* BEGIN *
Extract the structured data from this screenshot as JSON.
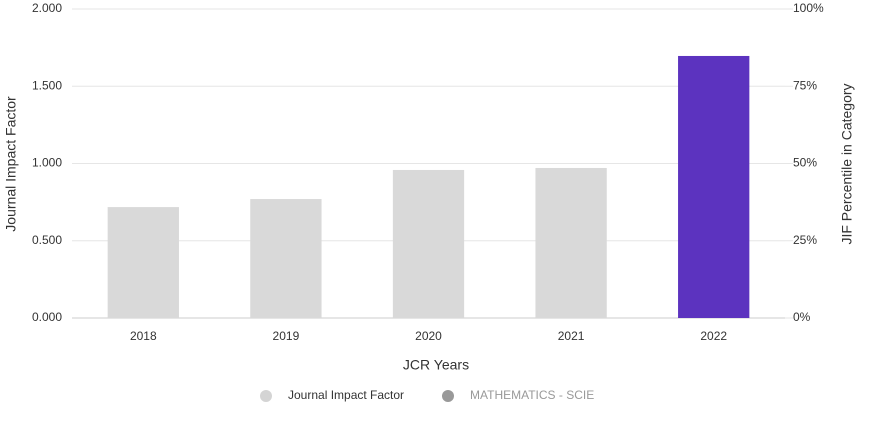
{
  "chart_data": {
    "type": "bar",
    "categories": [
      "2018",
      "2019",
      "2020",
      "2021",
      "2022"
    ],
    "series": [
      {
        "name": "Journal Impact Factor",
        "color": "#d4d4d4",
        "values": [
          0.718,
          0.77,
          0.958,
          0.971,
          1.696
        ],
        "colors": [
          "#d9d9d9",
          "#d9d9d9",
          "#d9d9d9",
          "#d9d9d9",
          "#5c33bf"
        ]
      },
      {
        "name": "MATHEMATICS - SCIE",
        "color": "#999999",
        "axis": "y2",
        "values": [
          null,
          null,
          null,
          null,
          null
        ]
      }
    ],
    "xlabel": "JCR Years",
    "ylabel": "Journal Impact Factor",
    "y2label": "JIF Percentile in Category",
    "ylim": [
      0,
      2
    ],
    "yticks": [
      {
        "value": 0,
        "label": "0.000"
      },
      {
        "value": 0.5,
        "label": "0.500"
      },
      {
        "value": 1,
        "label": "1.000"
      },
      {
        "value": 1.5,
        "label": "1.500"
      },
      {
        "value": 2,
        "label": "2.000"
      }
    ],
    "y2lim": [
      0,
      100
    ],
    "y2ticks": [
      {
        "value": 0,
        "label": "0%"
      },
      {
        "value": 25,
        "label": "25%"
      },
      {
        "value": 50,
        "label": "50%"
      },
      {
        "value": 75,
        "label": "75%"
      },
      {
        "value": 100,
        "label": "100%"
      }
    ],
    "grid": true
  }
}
* END *
* BEGIN *
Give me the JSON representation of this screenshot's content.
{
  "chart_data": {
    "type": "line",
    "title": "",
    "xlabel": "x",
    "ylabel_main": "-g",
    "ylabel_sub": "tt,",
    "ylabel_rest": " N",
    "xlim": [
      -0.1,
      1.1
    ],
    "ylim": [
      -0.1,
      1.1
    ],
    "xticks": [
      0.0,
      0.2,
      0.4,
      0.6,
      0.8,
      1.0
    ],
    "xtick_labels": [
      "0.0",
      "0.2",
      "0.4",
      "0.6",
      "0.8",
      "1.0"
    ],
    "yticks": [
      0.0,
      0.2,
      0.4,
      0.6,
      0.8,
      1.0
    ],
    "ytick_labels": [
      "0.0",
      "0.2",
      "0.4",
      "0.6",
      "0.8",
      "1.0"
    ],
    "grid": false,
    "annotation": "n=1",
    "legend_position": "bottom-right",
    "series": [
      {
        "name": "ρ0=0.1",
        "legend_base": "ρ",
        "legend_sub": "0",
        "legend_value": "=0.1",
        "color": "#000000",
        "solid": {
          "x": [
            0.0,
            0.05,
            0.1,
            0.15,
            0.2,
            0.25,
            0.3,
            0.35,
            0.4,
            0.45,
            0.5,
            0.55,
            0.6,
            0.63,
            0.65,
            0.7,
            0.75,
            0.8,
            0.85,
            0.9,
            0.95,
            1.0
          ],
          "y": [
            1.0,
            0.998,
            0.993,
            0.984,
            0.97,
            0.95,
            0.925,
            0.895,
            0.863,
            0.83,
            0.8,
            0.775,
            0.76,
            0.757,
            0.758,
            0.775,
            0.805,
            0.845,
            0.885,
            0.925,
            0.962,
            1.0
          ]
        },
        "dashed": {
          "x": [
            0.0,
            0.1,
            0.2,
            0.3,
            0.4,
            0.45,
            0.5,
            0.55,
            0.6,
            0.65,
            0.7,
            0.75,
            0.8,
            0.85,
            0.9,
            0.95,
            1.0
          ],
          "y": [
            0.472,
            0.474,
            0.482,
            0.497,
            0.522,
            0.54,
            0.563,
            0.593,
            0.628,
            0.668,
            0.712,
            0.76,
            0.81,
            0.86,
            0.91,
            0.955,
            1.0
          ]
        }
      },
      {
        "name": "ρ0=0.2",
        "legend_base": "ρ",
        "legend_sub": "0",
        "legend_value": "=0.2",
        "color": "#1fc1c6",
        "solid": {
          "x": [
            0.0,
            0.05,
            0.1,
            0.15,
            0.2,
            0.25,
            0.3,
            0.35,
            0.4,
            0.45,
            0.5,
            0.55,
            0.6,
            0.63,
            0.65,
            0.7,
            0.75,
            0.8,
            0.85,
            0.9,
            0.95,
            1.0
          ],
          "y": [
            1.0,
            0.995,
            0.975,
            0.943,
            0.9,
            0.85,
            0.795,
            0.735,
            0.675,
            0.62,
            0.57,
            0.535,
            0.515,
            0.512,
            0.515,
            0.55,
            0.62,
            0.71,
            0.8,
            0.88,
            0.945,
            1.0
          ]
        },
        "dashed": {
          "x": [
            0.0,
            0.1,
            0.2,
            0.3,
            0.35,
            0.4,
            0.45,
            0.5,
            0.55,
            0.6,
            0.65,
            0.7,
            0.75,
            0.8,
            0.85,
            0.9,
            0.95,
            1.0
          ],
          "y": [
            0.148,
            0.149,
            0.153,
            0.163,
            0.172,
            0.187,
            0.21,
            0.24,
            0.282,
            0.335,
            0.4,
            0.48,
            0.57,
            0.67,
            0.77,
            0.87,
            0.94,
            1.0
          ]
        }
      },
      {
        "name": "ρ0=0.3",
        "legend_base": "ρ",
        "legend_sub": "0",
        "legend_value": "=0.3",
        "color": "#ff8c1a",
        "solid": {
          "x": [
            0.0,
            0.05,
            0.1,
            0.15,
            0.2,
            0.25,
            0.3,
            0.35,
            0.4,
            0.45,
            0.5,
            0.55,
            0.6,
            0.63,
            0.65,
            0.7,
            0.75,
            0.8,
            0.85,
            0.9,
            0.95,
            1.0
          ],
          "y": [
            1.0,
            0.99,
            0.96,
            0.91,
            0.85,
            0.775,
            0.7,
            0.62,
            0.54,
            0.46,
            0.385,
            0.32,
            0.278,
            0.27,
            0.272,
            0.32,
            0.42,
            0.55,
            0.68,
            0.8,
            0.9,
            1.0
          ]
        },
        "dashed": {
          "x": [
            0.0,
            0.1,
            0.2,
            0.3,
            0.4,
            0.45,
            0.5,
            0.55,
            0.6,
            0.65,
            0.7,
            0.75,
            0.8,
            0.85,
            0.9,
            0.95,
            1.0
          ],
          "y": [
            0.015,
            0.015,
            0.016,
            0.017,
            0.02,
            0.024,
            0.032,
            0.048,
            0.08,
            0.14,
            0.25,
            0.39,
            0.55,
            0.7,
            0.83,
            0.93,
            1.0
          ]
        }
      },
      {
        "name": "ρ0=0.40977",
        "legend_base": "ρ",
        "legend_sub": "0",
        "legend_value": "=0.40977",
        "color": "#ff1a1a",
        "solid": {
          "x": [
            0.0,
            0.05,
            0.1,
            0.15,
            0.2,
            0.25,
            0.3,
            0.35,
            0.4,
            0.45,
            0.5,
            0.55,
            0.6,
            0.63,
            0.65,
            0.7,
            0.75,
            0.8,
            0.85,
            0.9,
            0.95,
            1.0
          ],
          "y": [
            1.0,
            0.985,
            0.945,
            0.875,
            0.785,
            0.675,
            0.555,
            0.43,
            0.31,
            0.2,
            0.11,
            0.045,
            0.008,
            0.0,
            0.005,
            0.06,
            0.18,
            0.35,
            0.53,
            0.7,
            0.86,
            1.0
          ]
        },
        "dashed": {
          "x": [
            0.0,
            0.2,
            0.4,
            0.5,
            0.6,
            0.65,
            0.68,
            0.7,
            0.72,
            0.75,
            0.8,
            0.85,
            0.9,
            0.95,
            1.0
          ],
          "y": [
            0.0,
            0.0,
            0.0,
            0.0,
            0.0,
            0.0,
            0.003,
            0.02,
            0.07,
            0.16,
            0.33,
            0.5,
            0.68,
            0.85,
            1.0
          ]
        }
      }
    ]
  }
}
* END *
### Given exercise
From the entries above, list each line with "this" in it.

### Written answer
Extract the structured data from this screenshot as JSON.
Give me the JSON representation of this screenshot's content.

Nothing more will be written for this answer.